● TASK GOAL
Using the entries that follow, count the lines containing the word "this" and give that number by itself.

● DATA ROWS
····················
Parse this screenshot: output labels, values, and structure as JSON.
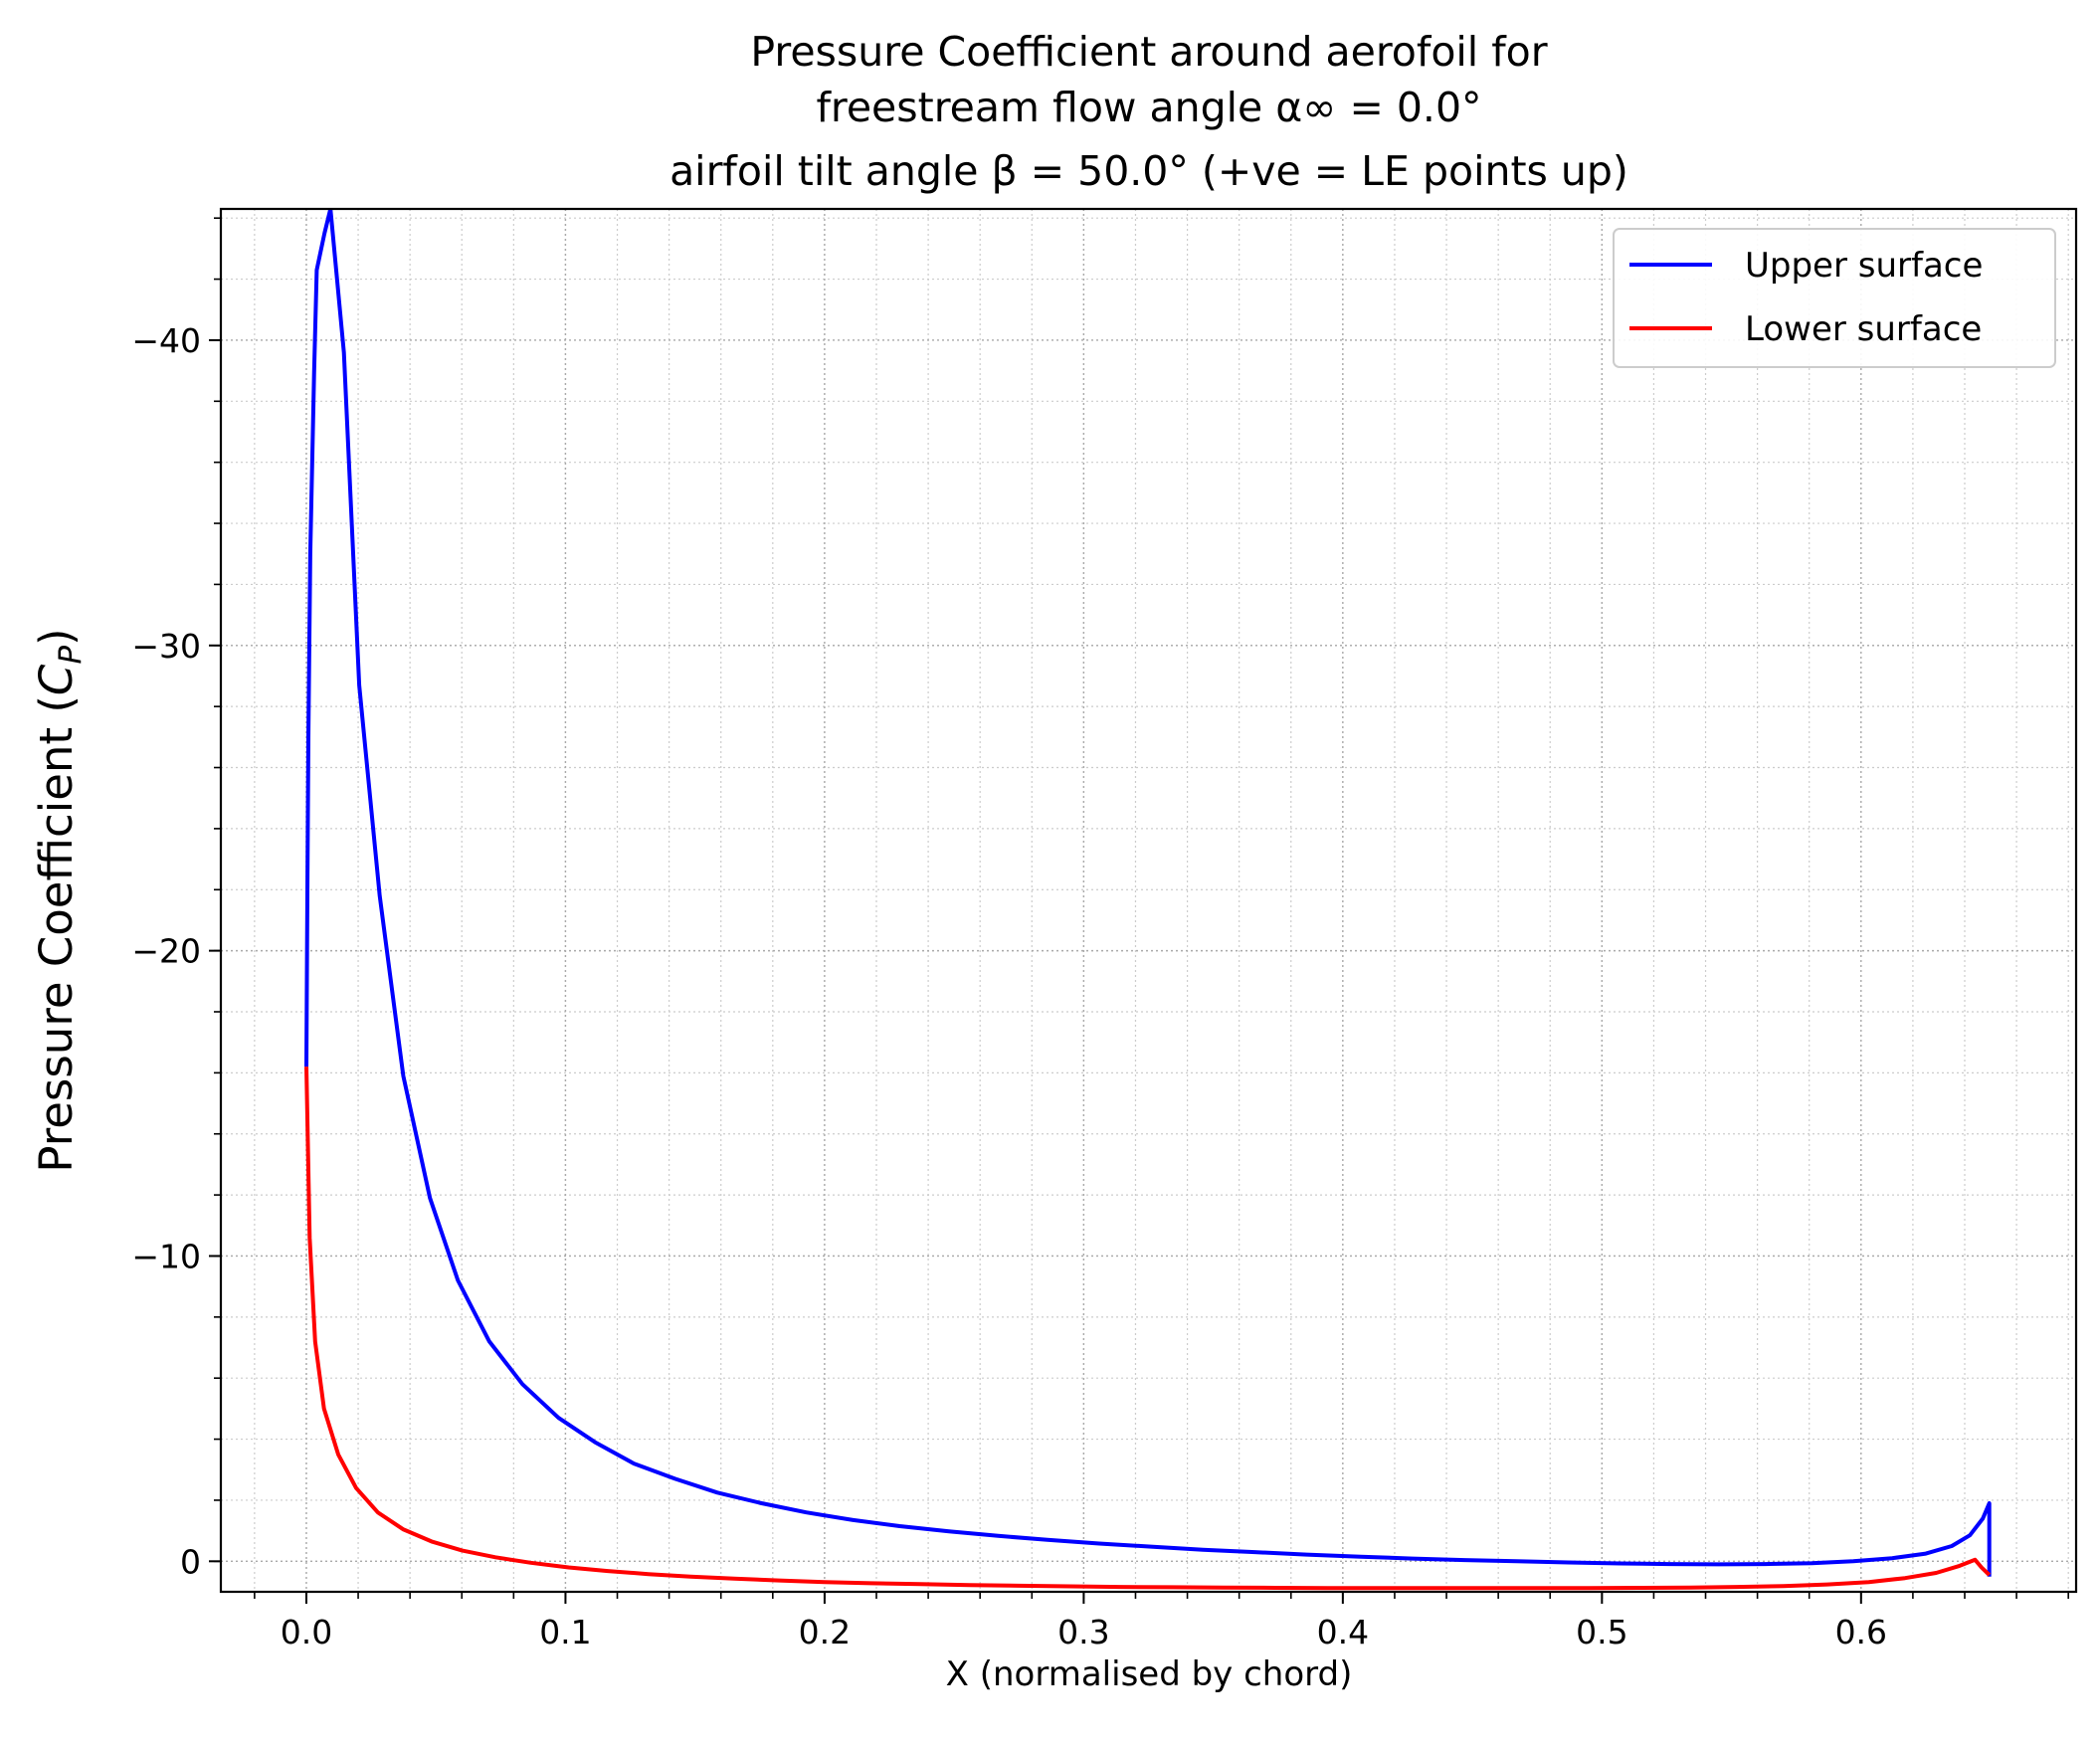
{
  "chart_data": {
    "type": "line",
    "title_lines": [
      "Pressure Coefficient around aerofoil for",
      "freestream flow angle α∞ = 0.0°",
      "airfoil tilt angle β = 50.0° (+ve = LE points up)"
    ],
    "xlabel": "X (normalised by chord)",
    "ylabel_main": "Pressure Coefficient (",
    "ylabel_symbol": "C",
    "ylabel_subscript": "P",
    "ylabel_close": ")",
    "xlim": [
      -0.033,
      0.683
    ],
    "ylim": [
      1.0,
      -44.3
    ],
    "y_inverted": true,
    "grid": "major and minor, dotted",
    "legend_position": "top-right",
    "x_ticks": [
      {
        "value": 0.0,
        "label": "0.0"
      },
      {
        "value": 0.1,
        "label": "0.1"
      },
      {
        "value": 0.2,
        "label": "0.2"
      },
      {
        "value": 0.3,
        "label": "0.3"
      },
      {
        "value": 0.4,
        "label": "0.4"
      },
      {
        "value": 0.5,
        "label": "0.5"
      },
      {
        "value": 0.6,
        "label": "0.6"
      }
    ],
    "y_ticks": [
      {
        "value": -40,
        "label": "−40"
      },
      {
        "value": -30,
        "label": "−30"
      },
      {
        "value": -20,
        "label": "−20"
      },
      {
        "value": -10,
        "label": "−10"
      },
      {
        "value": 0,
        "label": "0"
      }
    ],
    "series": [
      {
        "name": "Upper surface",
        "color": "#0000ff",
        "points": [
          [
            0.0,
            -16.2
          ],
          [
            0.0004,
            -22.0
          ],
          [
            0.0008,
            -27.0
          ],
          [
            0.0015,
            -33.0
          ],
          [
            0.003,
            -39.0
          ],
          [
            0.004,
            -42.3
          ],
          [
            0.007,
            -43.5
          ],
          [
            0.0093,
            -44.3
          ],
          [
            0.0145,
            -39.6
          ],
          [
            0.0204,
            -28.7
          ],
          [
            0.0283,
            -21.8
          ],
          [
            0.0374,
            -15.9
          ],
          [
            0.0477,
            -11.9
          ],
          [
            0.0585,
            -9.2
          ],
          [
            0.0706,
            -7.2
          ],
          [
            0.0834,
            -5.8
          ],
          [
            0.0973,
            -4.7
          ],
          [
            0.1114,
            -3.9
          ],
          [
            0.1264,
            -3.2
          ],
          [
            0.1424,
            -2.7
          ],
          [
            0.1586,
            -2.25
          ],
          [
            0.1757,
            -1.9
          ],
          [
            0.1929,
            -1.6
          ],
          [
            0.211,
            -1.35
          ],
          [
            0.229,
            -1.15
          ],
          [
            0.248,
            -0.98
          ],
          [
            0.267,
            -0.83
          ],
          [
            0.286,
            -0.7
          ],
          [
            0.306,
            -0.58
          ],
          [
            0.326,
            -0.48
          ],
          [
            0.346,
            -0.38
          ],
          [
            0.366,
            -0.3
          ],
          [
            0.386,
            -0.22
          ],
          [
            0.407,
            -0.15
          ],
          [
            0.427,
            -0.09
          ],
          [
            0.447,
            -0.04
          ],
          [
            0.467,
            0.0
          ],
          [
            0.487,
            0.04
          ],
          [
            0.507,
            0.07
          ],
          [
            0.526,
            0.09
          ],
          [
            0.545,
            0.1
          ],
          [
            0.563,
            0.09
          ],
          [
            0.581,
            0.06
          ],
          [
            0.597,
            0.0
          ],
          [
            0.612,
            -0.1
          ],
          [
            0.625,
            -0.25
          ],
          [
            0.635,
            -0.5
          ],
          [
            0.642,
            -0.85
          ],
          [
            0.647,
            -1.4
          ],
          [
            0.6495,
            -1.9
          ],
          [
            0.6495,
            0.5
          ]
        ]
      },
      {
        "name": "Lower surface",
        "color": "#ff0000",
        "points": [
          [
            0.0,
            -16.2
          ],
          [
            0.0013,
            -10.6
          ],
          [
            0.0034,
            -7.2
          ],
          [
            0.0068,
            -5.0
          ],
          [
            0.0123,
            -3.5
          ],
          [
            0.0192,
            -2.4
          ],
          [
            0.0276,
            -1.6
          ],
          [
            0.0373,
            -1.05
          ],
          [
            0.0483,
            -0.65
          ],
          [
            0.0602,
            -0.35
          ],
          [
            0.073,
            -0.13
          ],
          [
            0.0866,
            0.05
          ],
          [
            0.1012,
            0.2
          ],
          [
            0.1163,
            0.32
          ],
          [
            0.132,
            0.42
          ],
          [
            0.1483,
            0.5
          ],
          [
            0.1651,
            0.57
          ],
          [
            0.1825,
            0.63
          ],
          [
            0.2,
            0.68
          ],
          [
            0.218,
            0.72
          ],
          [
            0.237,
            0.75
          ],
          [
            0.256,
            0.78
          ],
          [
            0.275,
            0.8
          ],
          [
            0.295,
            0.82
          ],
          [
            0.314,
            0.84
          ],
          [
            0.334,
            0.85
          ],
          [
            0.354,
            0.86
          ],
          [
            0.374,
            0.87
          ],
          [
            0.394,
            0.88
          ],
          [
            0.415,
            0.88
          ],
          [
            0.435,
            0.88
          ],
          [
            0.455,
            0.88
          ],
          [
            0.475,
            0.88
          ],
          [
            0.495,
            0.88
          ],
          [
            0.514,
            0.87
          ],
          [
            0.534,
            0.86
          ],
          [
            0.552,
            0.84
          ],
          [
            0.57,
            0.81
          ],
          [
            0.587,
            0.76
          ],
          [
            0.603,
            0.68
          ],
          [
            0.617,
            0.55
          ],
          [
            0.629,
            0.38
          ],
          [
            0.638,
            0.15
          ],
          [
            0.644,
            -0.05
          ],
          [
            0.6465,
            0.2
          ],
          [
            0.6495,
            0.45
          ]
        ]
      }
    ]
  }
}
····················
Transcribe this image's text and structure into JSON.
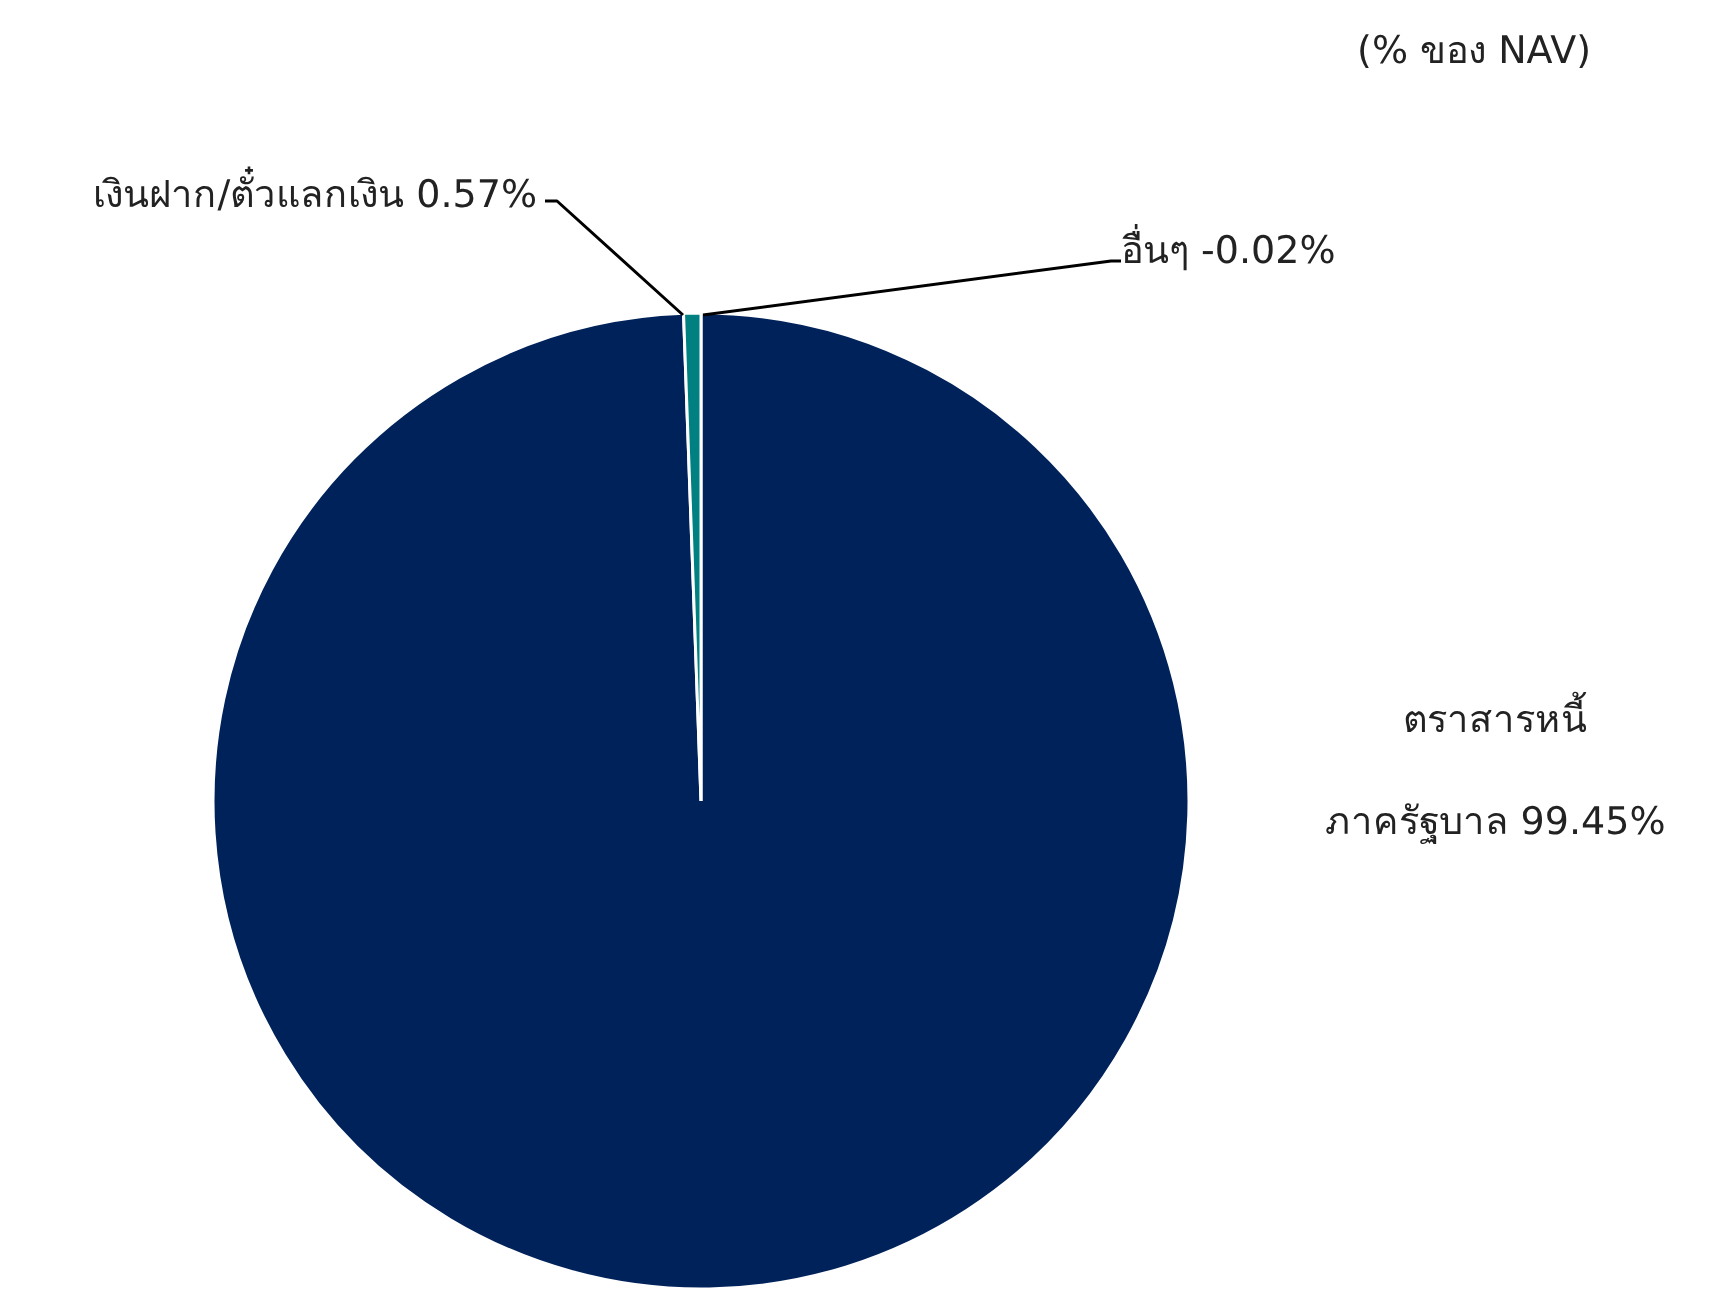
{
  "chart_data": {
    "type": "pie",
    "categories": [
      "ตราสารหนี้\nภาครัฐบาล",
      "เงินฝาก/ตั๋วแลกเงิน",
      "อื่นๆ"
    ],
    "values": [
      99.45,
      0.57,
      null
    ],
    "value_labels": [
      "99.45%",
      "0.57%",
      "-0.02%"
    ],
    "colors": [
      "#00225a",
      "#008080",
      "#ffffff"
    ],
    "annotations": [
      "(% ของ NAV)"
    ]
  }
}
····················
● EXERCISE ANSWER
2